Turn every line of the records below into a JSON list of strings, with one string per line and no blank lines.

Element box annotations
########
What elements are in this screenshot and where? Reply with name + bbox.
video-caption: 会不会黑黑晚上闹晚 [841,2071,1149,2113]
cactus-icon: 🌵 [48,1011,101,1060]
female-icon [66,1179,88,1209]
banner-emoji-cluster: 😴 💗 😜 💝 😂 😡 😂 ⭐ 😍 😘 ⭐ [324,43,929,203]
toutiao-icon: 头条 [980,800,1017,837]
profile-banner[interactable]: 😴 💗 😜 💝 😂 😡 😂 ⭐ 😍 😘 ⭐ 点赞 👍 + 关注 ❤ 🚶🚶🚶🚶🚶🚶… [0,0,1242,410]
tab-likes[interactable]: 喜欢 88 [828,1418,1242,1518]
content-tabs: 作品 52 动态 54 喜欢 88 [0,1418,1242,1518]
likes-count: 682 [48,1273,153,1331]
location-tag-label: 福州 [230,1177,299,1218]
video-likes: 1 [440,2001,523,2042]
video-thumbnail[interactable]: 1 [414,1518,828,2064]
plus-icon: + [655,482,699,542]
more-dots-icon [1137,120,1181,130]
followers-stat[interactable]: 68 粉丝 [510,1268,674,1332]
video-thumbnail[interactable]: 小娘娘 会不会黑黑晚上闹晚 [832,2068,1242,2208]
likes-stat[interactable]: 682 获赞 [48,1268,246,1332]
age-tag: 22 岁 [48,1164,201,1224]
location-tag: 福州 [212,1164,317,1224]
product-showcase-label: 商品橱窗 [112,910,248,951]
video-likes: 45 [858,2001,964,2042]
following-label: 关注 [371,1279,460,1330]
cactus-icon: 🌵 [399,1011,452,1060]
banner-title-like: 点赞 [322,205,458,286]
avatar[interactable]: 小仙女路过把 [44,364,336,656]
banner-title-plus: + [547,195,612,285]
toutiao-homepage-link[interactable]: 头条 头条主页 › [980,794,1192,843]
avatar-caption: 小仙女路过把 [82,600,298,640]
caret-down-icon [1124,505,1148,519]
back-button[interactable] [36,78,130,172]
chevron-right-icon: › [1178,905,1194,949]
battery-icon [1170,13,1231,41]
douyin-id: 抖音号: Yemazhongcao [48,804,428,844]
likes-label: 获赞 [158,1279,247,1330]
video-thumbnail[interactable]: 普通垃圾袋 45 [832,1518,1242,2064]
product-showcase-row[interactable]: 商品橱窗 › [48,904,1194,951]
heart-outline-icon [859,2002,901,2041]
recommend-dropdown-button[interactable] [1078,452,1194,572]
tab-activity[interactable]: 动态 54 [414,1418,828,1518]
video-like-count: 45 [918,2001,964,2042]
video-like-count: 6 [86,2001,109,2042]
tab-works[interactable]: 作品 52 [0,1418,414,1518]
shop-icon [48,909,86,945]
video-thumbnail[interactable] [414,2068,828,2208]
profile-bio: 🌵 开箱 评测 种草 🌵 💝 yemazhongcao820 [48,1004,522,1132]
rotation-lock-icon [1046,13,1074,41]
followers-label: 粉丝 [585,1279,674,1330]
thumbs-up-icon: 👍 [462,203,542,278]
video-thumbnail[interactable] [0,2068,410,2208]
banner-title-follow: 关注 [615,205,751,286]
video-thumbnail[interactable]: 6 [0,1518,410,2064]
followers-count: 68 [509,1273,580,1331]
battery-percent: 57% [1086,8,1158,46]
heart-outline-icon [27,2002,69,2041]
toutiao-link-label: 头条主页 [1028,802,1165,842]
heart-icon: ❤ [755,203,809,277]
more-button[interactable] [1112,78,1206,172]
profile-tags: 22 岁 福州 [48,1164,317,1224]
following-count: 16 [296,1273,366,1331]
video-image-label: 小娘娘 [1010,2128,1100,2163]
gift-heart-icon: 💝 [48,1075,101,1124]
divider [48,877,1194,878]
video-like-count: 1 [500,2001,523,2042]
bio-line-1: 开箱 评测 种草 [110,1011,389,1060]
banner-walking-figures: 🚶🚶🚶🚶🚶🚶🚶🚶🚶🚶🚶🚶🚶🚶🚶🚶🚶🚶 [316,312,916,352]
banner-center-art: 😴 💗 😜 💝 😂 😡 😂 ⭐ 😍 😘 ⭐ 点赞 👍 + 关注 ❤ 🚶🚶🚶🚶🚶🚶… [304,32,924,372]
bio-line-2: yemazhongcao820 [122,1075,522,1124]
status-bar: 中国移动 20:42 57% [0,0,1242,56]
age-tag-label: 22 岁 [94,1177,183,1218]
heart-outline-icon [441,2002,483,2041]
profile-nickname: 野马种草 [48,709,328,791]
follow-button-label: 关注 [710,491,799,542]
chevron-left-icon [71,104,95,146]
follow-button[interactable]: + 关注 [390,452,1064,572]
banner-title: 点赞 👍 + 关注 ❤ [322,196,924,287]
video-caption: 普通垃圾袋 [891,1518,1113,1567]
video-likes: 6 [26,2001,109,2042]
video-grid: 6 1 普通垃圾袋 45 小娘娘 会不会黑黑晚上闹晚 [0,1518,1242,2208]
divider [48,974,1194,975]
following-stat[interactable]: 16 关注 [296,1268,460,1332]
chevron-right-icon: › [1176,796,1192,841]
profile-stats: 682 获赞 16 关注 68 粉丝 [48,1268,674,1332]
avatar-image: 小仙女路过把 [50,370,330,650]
########
ANSWER TO THE EXERCISE |
[
  "What elements are in this screenshot and where? Reply with name + bbox.",
  "video-caption: 会不会黑黑晚上闹晚 [841,2071,1149,2113]",
  "cactus-icon: 🌵 [48,1011,101,1060]",
  "female-icon [66,1179,88,1209]",
  "banner-emoji-cluster: 😴 💗 😜 💝 😂 😡 😂 ⭐ 😍 😘 ⭐ [324,43,929,203]",
  "toutiao-icon: 头条 [980,800,1017,837]",
  "profile-banner[interactable]: 😴 💗 😜 💝 😂 😡 😂 ⭐ 😍 😘 ⭐ 点赞 👍 + 关注 ❤ 🚶🚶🚶🚶🚶🚶… [0,0,1242,410]",
  "tab-likes[interactable]: 喜欢 88 [828,1418,1242,1518]",
  "content-tabs: 作品 52 动态 54 喜欢 88 [0,1418,1242,1518]",
  "likes-count: 682 [48,1273,153,1331]",
  "location-tag-label: 福州 [230,1177,299,1218]",
  "video-likes: 1 [440,2001,523,2042]",
  "video-thumbnail[interactable]: 1 [414,1518,828,2064]",
  "plus-icon: + [655,482,699,542]",
  "more-dots-icon [1137,120,1181,130]",
  "followers-stat[interactable]: 68 粉丝 [510,1268,674,1332]",
  "video-thumbnail[interactable]: 小娘娘 会不会黑黑晚上闹晚 [832,2068,1242,2208]",
  "likes-stat[interactable]: 682 获赞 [48,1268,246,1332]",
  "age-tag: 22 岁 [48,1164,201,1224]",
  "location-tag: 福州 [212,1164,317,1224]",
  "product-showcase-label: 商品橱窗 [112,910,248,951]",
  "video-likes: 45 [858,2001,964,2042]",
  "following-label: 关注 [371,1279,460,1330]",
  "cactus-icon: 🌵 [399,1011,452,1060]",
  "banner-title-like: 点赞 [322,205,458,286]",
  "avatar[interactable]: 小仙女路过把 [44,364,336,656]",
  "banner-title-plus: + [547,195,612,285]",
  "toutiao-homepage-link[interactable]: 头条 头条主页 › [980,794,1192,843]",
  "avatar-caption: 小仙女路过把 [82,600,298,640]",
  "caret-down-icon [1124,505,1148,519]",
  "back-button[interactable] [36,78,130,172]",
  "chevron-right-icon: › [1178,905,1194,949]",
  "battery-icon [1170,13,1231,41]",
  "douyin-id: 抖音号: Yemazhongcao [48,804,428,844]",
  "likes-label: 获赞 [158,1279,247,1330]",
  "video-thumbnail[interactable]: 普通垃圾袋 45 [832,1518,1242,2064]",
  "product-showcase-row[interactable]: 商品橱窗 › [48,904,1194,951]",
  "heart-outline-icon [859,2002,901,2041]",
  "recommend-dropdown-button[interactable] [1078,452,1194,572]",
  "tab-activity[interactable]: 动态 54 [414,1418,828,1518]",
  "video-like-count: 45 [918,2001,964,2042]",
  "video-like-count: 6 [86,2001,109,2042]",
  "tab-works[interactable]: 作品 52 [0,1418,414,1518]",
  "shop-icon [48,909,86,945]",
  "video-thumbnail[interactable] [414,2068,828,2208]",
  "profile-bio: 🌵 开箱 评测 种草 🌵 💝 yemazhongcao820 [48,1004,522,1132]",
  "rotation-lock-icon [1046,13,1074,41]",
  "followers-label: 粉丝 [585,1279,674,1330]",
  "thumbs-up-icon: 👍 [462,203,542,278]",
  "video-thumbnail[interactable] [0,2068,410,2208]",
  "banner-title-follow: 关注 [615,205,751,286]",
  "video-thumbnail[interactable]: 6 [0,1518,410,2064]",
  "followers-count: 68 [509,1273,580,1331]",
  "battery-percent: 57% [1086,8,1158,46]",
  "heart-outline-icon [27,2002,69,2041]",
  "toutiao-link-label: 头条主页 [1028,802,1165,842]",
  "heart-icon: ❤ [755,203,809,277]",
  "more-button[interactable] [1112,78,1206,172]",
  "profile-tags: 22 岁 福州 [48,1164,317,1224]",
  "following-count: 16 [296,1273,366,1331]",
  "video-image-label: 小娘娘 [1010,2128,1100,2163]",
  "gift-heart-icon: 💝 [48,1075,101,1124]",
  "divider [48,877,1194,878]",
  "video-like-count: 1 [500,2001,523,2042]",
  "bio-line-1: 开箱 评测 种草 [110,1011,389,1060]",
  "banner-walking-figures: 🚶🚶🚶🚶🚶🚶🚶🚶🚶🚶🚶🚶🚶🚶🚶🚶🚶🚶 [316,312,916,352]",
  "banner-center-art: 😴 💗 😜 💝 😂 😡 😂 ⭐ 😍 😘 ⭐ 点赞 👍 + 关注 ❤ 🚶🚶🚶🚶🚶🚶… [304,32,924,372]",
  "bio-line-2: yemazhongcao820 [122,1075,522,1124]",
  "status-bar: 中国移动 20:42 57% [0,0,1242,56]",
  "age-tag-label: 22 岁 [94,1177,183,1218]",
  "heart-outline-icon [441,2002,483,2041]",
  "profile-nickname: 野马种草 [48,709,328,791]",
  "follow-button-label: 关注 [710,491,799,542]",
  "chevron-left-icon [71,104,95,146]",
  "follow-button[interactable]: + 关注 [390,452,1064,572]",
  "banner-title: 点赞 👍 + 关注 ❤ [322,196,924,287]",
  "video-caption: 普通垃圾袋 [891,1518,1113,1567]",
  "video-likes: 6 [26,2001,109,2042]",
  "video-grid: 6 1 普通垃圾袋 45 小娘娘 会不会黑黑晚上闹晚 [0,1518,1242,2208]",
  "divider [48,974,1194,975]",
  "following-stat[interactable]: 16 关注 [296,1268,460,1332]",
  "chevron-right-icon: › [1176,796,1192,841]",
  "profile-stats: 682 获赞 16 关注 68 粉丝 [48,1268,674,1332]",
  "avatar-image: 小仙女路过把 [50,370,330,650]"
]